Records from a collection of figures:
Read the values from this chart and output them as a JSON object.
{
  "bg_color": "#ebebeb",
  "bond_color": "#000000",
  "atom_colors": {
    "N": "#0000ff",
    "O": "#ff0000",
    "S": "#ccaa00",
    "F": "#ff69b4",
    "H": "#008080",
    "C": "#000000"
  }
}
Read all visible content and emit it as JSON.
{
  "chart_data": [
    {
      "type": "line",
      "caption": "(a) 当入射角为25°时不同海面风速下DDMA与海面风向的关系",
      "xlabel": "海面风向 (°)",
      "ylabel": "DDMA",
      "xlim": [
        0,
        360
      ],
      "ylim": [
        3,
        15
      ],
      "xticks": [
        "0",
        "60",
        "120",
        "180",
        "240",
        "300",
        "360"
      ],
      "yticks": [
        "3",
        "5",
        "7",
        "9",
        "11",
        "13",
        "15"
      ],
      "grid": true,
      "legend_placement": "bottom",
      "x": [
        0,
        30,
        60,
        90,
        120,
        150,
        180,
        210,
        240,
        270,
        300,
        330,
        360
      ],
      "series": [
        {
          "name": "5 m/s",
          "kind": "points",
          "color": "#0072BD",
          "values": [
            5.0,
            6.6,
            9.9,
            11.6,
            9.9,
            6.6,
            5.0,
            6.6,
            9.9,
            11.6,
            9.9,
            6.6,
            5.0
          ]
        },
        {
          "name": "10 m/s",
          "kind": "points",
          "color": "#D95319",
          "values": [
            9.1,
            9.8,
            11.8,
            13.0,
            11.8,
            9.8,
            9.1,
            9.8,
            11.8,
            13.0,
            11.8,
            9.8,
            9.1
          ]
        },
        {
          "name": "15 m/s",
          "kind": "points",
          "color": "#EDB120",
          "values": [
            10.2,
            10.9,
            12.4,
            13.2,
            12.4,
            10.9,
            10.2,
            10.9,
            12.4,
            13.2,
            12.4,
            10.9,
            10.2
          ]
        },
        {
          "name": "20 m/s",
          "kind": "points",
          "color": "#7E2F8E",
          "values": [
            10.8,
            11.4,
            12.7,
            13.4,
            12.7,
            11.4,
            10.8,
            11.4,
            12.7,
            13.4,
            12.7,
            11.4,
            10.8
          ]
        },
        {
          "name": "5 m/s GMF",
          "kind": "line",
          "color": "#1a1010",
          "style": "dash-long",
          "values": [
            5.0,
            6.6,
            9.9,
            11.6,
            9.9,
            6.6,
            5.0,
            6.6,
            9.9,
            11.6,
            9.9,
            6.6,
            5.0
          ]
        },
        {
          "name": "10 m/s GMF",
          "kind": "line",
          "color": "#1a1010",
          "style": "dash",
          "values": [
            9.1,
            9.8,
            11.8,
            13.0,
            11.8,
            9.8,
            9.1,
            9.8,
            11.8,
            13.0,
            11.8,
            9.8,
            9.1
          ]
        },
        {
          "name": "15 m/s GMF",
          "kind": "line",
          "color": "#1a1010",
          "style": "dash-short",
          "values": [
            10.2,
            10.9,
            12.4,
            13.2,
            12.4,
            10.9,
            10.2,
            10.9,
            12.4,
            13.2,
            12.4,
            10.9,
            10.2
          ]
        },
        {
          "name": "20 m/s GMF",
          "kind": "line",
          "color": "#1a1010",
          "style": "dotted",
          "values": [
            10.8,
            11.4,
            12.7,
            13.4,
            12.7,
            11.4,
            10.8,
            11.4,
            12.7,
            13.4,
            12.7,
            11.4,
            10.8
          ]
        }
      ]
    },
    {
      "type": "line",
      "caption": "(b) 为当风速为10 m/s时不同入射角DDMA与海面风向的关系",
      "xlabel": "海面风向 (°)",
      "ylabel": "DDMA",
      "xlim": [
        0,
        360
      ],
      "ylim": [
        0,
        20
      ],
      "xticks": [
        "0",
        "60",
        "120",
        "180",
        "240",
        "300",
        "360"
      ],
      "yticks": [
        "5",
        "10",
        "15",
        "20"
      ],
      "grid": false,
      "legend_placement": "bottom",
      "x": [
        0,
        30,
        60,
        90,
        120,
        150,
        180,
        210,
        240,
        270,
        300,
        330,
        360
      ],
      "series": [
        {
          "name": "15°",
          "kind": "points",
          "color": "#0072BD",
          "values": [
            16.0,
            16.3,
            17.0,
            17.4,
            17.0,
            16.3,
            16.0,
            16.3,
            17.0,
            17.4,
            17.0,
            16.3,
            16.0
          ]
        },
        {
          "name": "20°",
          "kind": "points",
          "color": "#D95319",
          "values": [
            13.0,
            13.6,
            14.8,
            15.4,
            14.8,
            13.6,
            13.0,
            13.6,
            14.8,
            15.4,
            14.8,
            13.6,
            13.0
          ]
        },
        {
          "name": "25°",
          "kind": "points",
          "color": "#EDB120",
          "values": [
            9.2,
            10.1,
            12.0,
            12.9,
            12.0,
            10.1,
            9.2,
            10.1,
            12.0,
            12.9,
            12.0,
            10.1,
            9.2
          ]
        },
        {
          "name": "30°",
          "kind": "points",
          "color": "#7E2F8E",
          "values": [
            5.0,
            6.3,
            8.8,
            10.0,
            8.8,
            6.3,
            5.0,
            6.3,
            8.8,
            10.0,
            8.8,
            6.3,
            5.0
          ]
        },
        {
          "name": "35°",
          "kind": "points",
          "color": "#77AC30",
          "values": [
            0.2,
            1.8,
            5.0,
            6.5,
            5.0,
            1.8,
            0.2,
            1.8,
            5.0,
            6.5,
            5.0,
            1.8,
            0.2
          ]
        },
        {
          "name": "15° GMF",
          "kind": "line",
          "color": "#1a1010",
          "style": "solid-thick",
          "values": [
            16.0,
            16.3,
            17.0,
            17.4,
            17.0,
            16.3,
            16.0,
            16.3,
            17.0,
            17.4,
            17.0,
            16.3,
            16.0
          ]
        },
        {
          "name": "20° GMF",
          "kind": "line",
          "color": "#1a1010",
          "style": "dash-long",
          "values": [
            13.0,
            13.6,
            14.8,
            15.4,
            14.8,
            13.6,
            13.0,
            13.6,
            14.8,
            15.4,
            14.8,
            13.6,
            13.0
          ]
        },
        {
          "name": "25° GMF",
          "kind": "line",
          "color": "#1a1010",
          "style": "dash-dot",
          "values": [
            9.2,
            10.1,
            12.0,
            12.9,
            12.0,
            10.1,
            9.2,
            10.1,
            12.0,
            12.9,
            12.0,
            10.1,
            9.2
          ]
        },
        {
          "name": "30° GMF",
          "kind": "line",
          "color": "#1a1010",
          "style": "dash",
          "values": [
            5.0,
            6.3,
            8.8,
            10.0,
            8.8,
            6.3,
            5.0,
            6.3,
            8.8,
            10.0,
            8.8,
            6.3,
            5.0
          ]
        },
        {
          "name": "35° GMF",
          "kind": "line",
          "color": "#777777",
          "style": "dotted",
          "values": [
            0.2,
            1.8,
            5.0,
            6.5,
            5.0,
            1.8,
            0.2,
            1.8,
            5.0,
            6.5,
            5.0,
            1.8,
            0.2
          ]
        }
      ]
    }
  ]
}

WHAT THE EXERCISE ASKS — Print every entry exactly as it appears.

IN RESPONSE —
Read the values from this chart and output them as a JSON object.
{
  "bg_color": "#ebebeb",
  "bond_color": "#000000",
  "atom_colors": {
    "N": "#0000ff",
    "O": "#ff0000",
    "S": "#ccaa00",
    "F": "#ff69b4",
    "H": "#008080",
    "C": "#000000"
  }
}
Read all visible content and emit it as JSON.
{
  "chart_data": [
    {
      "type": "line",
      "caption": "(a) 当入射角为25°时不同海面风速下DDMA与海面风向的关系",
      "xlabel": "海面风向 (°)",
      "ylabel": "DDMA",
      "xlim": [
        0,
        360
      ],
      "ylim": [
        3,
        15
      ],
      "xticks": [
        "0",
        "60",
        "120",
        "180",
        "240",
        "300",
        "360"
      ],
      "yticks": [
        "3",
        "5",
        "7",
        "9",
        "11",
        "13",
        "15"
      ],
      "grid": true,
      "legend_placement": "bottom",
      "x": [
        0,
        30,
        60,
        90,
        120,
        150,
        180,
        210,
        240,
        270,
        300,
        330,
        360
      ],
      "series": [
        {
          "name": "5 m/s",
          "kind": "points",
          "color": "#0072BD",
          "values": [
            5.0,
            6.6,
            9.9,
            11.6,
            9.9,
            6.6,
            5.0,
            6.6,
            9.9,
            11.6,
            9.9,
            6.6,
            5.0
          ]
        },
        {
          "name": "10 m/s",
          "kind": "points",
          "color": "#D95319",
          "values": [
            9.1,
            9.8,
            11.8,
            13.0,
            11.8,
            9.8,
            9.1,
            9.8,
            11.8,
            13.0,
            11.8,
            9.8,
            9.1
          ]
        },
        {
          "name": "15 m/s",
          "kind": "points",
          "color": "#EDB120",
          "values": [
            10.2,
            10.9,
            12.4,
            13.2,
            12.4,
            10.9,
            10.2,
            10.9,
            12.4,
            13.2,
            12.4,
            10.9,
            10.2
          ]
        },
        {
          "name": "20 m/s",
          "kind": "points",
          "color": "#7E2F8E",
          "values": [
            10.8,
            11.4,
            12.7,
            13.4,
            12.7,
            11.4,
            10.8,
            11.4,
            12.7,
            13.4,
            12.7,
            11.4,
            10.8
          ]
        },
        {
          "name": "5 m/s GMF",
          "kind": "line",
          "color": "#1a1010",
          "style": "dash-long",
          "values": [
            5.0,
            6.6,
            9.9,
            11.6,
            9.9,
            6.6,
            5.0,
            6.6,
            9.9,
            11.6,
            9.9,
            6.6,
            5.0
          ]
        },
        {
          "name": "10 m/s GMF",
          "kind": "line",
          "color": "#1a1010",
          "style": "dash",
          "values": [
            9.1,
            9.8,
            11.8,
            13.0,
            11.8,
            9.8,
            9.1,
            9.8,
            11.8,
            13.0,
            11.8,
            9.8,
            9.1
          ]
        },
        {
          "name": "15 m/s GMF",
          "kind": "line",
          "color": "#1a1010",
          "style": "dash-short",
          "values": [
            10.2,
            10.9,
            12.4,
            13.2,
            12.4,
            10.9,
            10.2,
            10.9,
            12.4,
            13.2,
            12.4,
            10.9,
            10.2
          ]
        },
        {
          "name": "20 m/s GMF",
          "kind": "line",
          "color": "#1a1010",
          "style": "dotted",
          "values": [
            10.8,
            11.4,
            12.7,
            13.4,
            12.7,
            11.4,
            10.8,
            11.4,
            12.7,
            13.4,
            12.7,
            11.4,
            10.8
          ]
        }
      ]
    },
    {
      "type": "line",
      "caption": "(b) 为当风速为10 m/s时不同入射角DDMA与海面风向的关系",
      "xlabel": "海面风向 (°)",
      "ylabel": "DDMA",
      "xlim": [
        0,
        360
      ],
      "ylim": [
        0,
        20
      ],
      "xticks": [
        "0",
        "60",
        "120",
        "180",
        "240",
        "300",
        "360"
      ],
      "yticks": [
        "5",
        "10",
        "15",
        "20"
      ],
      "grid": false,
      "legend_placement": "bottom",
      "x": [
        0,
        30,
        60,
        90,
        120,
        150,
        180,
        210,
        240,
        270,
        300,
        330,
        360
      ],
      "series": [
        {
          "name": "15°",
          "kind": "points",
          "color": "#0072BD",
          "values": [
            16.0,
            16.3,
            17.0,
            17.4,
            17.0,
            16.3,
            16.0,
            16.3,
            17.0,
            17.4,
            17.0,
            16.3,
            16.0
          ]
        },
        {
          "name": "20°",
          "kind": "points",
          "color": "#D95319",
          "values": [
            13.0,
            13.6,
            14.8,
            15.4,
            14.8,
            13.6,
            13.0,
            13.6,
            14.8,
            15.4,
            14.8,
            13.6,
            13.0
          ]
        },
        {
          "name": "25°",
          "kind": "points",
          "color": "#EDB120",
          "values": [
            9.2,
            10.1,
            12.0,
            12.9,
            12.0,
            10.1,
            9.2,
            10.1,
            12.0,
            12.9,
            12.0,
            10.1,
            9.2
          ]
        },
        {
          "name": "30°",
          "kind": "points",
          "color": "#7E2F8E",
          "values": [
            5.0,
            6.3,
            8.8,
            10.0,
            8.8,
            6.3,
            5.0,
            6.3,
            8.8,
            10.0,
            8.8,
            6.3,
            5.0
          ]
        },
        {
          "name": "35°",
          "kind": "points",
          "color": "#77AC30",
          "values": [
            0.2,
            1.8,
            5.0,
            6.5,
            5.0,
            1.8,
            0.2,
            1.8,
            5.0,
            6.5,
            5.0,
            1.8,
            0.2
          ]
        },
        {
          "name": "15° GMF",
          "kind": "line",
          "color": "#1a1010",
          "style": "solid-thick",
          "values": [
            16.0,
            16.3,
            17.0,
            17.4,
            17.0,
            16.3,
            16.0,
            16.3,
            17.0,
            17.4,
            17.0,
            16.3,
            16.0
          ]
        },
        {
          "name": "20° GMF",
          "kind": "line",
          "color": "#1a1010",
          "style": "dash-long",
          "values": [
            13.0,
            13.6,
            14.8,
            15.4,
            14.8,
            13.6,
            13.0,
            13.6,
            14.8,
            15.4,
            14.8,
            13.6,
            13.0
          ]
        },
        {
          "name": "25° GMF",
          "kind": "line",
          "color": "#1a1010",
          "style": "dash-dot",
          "values": [
            9.2,
            10.1,
            12.0,
            12.9,
            12.0,
            10.1,
            9.2,
            10.1,
            12.0,
            12.9,
            12.0,
            10.1,
            9.2
          ]
        },
        {
          "name": "30° GMF",
          "kind": "line",
          "color": "#1a1010",
          "style": "dash",
          "values": [
            5.0,
            6.3,
            8.8,
            10.0,
            8.8,
            6.3,
            5.0,
            6.3,
            8.8,
            10.0,
            8.8,
            6.3,
            5.0
          ]
        },
        {
          "name": "35° GMF",
          "kind": "line",
          "color": "#777777",
          "style": "dotted",
          "values": [
            0.2,
            1.8,
            5.0,
            6.5,
            5.0,
            1.8,
            0.2,
            1.8,
            5.0,
            6.5,
            5.0,
            1.8,
            0.2
          ]
        }
      ]
    }
  ]
}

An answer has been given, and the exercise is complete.